Extract all lines that hold "text" from the records below.

============

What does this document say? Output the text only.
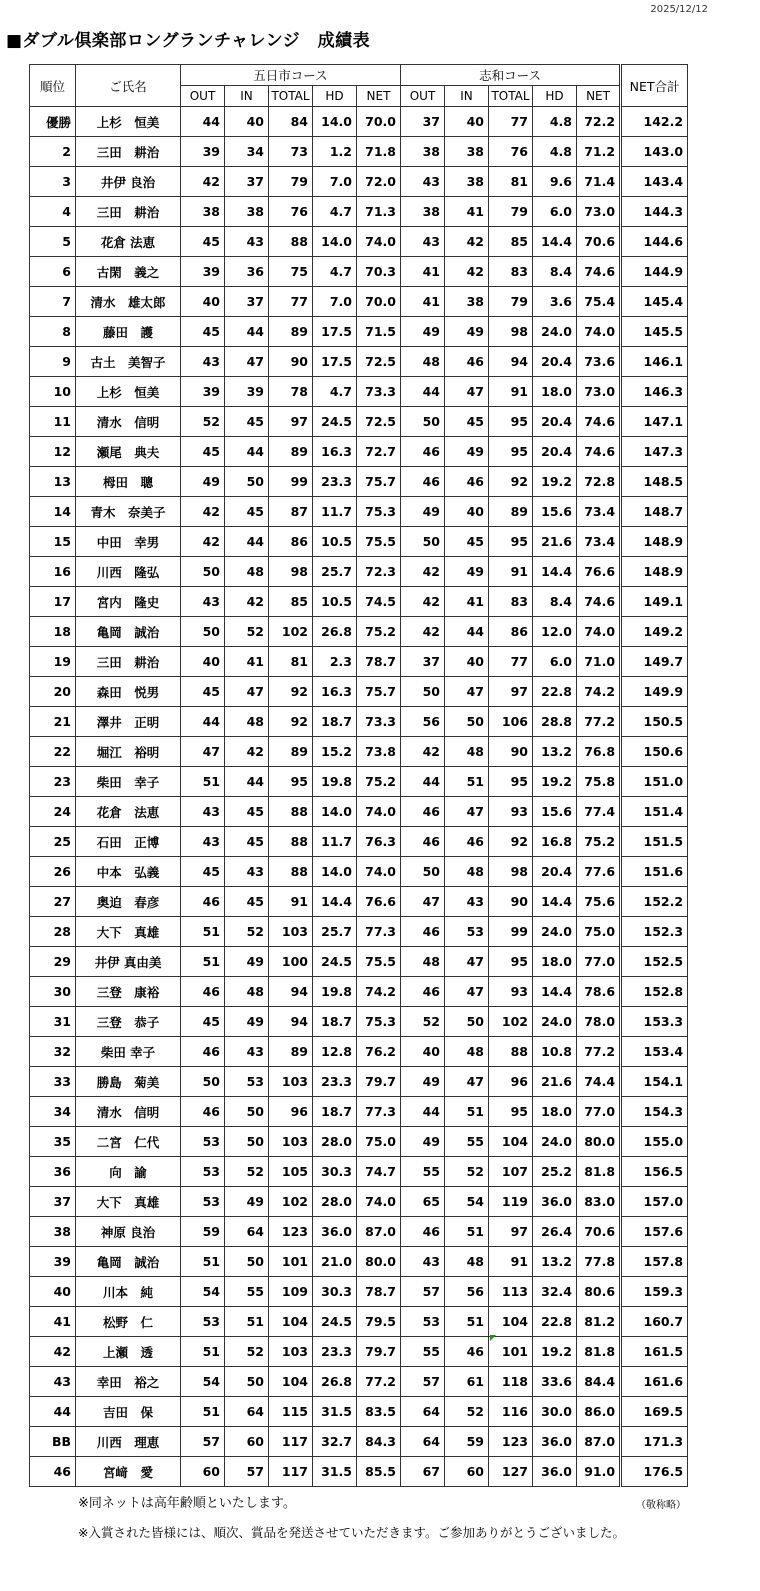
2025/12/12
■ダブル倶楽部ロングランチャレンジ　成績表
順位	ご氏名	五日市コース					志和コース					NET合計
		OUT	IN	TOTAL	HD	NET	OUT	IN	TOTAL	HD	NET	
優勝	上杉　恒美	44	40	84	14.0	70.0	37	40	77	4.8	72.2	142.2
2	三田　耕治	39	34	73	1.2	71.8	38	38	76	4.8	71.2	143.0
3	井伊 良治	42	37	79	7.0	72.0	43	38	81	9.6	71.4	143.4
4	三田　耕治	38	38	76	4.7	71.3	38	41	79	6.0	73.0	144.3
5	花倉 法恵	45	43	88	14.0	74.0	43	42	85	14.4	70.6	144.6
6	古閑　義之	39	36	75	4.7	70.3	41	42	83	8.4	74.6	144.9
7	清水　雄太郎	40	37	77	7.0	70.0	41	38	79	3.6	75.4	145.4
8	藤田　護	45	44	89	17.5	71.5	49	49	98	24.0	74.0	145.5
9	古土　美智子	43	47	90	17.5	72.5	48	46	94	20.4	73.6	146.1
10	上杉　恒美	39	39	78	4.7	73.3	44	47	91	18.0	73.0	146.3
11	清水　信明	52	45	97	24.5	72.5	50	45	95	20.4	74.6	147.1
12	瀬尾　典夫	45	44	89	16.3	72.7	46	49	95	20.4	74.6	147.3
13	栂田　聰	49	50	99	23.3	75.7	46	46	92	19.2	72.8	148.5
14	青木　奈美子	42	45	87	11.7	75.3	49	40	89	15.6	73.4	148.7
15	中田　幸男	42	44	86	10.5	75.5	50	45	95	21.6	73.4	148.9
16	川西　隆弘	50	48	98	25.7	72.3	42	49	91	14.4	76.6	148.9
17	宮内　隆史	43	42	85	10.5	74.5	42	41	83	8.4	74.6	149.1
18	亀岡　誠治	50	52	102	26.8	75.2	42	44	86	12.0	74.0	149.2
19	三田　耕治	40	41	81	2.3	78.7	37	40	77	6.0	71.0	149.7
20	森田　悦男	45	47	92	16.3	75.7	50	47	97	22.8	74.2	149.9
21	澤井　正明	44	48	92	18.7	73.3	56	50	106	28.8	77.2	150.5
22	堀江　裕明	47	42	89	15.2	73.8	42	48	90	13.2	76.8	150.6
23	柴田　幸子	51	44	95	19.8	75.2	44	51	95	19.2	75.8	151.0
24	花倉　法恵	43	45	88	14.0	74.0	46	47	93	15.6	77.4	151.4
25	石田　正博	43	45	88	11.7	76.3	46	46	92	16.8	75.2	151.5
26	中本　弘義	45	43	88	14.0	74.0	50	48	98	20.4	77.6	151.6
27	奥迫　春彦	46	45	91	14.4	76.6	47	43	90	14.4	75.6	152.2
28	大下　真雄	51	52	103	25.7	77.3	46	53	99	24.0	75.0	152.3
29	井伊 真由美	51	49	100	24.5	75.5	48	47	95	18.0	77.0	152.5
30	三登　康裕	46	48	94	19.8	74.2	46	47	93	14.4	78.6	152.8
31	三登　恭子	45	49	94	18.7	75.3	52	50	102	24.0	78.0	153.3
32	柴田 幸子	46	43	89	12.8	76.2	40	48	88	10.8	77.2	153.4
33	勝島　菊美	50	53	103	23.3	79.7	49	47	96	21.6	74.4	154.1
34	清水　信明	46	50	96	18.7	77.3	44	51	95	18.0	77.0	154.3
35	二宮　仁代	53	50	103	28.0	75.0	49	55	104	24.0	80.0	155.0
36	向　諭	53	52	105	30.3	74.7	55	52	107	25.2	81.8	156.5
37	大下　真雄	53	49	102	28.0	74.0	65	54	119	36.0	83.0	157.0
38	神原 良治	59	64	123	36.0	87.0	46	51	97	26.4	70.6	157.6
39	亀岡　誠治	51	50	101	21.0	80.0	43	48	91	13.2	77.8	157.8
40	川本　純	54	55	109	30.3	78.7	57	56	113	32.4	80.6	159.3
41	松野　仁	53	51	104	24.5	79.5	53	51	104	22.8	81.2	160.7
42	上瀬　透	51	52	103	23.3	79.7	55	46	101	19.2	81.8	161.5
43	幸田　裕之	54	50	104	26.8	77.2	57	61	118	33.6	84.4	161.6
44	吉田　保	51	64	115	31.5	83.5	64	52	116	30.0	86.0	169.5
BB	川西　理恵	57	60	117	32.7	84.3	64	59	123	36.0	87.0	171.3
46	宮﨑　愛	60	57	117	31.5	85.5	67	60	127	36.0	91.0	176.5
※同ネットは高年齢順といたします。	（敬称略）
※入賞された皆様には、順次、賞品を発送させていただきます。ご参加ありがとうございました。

============

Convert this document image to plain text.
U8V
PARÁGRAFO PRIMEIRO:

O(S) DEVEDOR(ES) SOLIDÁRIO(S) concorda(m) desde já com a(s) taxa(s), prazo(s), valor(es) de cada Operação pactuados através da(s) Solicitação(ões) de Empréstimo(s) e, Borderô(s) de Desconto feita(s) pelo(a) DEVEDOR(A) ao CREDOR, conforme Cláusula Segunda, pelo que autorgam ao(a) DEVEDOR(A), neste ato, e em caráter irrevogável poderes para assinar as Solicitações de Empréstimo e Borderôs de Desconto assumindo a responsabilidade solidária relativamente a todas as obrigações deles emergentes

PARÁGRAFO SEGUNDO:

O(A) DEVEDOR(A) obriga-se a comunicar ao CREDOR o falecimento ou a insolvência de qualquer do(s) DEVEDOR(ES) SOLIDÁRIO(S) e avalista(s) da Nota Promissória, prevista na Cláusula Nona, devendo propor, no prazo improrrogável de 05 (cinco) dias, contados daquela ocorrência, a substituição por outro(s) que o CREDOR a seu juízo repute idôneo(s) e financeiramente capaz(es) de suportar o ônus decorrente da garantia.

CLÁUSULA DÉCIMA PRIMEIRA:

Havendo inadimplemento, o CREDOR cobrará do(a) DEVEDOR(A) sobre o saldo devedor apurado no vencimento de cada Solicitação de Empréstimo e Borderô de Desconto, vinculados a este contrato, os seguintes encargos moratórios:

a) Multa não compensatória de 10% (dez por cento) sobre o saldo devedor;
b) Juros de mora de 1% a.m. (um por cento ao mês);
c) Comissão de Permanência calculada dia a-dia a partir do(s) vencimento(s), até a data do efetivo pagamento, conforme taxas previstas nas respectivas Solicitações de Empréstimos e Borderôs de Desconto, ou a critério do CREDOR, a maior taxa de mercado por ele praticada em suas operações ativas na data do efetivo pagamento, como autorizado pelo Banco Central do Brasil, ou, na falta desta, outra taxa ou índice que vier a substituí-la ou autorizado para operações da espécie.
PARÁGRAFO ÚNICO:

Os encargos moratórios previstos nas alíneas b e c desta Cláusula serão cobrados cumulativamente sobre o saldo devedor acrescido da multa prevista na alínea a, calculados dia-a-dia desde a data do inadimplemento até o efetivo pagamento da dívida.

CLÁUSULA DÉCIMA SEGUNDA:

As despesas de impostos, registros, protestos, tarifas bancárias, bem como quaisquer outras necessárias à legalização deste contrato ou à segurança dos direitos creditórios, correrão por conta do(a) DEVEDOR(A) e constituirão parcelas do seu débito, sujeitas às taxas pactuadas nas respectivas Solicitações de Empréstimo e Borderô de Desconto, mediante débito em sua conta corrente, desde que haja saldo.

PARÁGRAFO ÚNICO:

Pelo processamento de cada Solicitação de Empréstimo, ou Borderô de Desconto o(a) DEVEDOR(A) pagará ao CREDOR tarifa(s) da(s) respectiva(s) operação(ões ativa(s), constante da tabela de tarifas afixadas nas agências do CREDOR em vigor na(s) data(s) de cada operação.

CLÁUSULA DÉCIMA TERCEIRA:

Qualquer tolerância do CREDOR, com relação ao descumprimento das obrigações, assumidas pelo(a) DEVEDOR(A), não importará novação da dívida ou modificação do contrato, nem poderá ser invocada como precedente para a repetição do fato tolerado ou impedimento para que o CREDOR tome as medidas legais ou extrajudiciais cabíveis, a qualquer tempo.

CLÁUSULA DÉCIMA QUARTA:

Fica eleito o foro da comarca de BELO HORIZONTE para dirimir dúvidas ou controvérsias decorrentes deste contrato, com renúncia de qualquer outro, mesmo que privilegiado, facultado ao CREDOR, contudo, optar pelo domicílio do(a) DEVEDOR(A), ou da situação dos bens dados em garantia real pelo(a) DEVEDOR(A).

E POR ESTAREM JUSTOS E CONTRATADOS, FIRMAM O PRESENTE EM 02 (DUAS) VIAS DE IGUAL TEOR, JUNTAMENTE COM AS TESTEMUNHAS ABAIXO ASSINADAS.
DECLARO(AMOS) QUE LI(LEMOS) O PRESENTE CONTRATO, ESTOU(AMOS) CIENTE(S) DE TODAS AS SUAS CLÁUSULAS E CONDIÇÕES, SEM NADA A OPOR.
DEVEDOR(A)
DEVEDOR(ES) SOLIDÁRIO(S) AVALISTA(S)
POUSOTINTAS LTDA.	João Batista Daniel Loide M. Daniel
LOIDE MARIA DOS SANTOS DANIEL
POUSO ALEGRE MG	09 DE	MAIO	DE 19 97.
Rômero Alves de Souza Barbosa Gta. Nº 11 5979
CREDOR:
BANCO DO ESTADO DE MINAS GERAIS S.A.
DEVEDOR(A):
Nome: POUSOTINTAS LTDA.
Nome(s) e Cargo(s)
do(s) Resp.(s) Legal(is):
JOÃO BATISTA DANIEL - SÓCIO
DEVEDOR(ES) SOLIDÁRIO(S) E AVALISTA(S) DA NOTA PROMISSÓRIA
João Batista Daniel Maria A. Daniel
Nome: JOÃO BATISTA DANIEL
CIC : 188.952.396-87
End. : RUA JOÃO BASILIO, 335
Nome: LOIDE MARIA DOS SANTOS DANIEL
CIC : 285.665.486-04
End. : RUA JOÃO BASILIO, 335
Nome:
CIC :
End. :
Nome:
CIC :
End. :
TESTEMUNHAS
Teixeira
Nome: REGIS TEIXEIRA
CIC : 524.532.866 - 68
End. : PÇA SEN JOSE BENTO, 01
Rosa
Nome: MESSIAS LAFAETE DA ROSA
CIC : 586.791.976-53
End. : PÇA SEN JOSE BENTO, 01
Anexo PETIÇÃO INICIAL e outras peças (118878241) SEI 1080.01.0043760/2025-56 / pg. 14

============

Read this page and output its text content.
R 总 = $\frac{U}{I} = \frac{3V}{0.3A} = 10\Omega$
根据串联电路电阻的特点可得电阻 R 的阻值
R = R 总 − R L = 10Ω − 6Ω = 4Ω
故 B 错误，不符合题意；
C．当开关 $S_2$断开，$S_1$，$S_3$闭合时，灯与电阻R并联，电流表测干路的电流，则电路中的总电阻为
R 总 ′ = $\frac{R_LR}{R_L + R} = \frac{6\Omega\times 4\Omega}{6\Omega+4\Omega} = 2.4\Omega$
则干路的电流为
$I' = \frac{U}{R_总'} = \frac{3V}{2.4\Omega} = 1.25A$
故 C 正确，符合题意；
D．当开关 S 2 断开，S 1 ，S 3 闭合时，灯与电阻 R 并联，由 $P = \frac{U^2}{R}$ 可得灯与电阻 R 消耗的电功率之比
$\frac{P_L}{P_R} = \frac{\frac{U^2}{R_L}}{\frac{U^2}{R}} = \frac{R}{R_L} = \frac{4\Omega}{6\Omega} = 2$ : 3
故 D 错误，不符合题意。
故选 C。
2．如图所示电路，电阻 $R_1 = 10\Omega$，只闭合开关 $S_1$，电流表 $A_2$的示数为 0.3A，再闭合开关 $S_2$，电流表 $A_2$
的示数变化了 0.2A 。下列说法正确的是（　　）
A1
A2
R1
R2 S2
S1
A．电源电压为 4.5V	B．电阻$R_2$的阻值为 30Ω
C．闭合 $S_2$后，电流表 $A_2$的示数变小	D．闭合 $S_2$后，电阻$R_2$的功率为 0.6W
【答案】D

============

* _FULL SOLUTION_:
What does this document say? Output the text only.
Convert this document image to plain text.
Read this page and output its text content.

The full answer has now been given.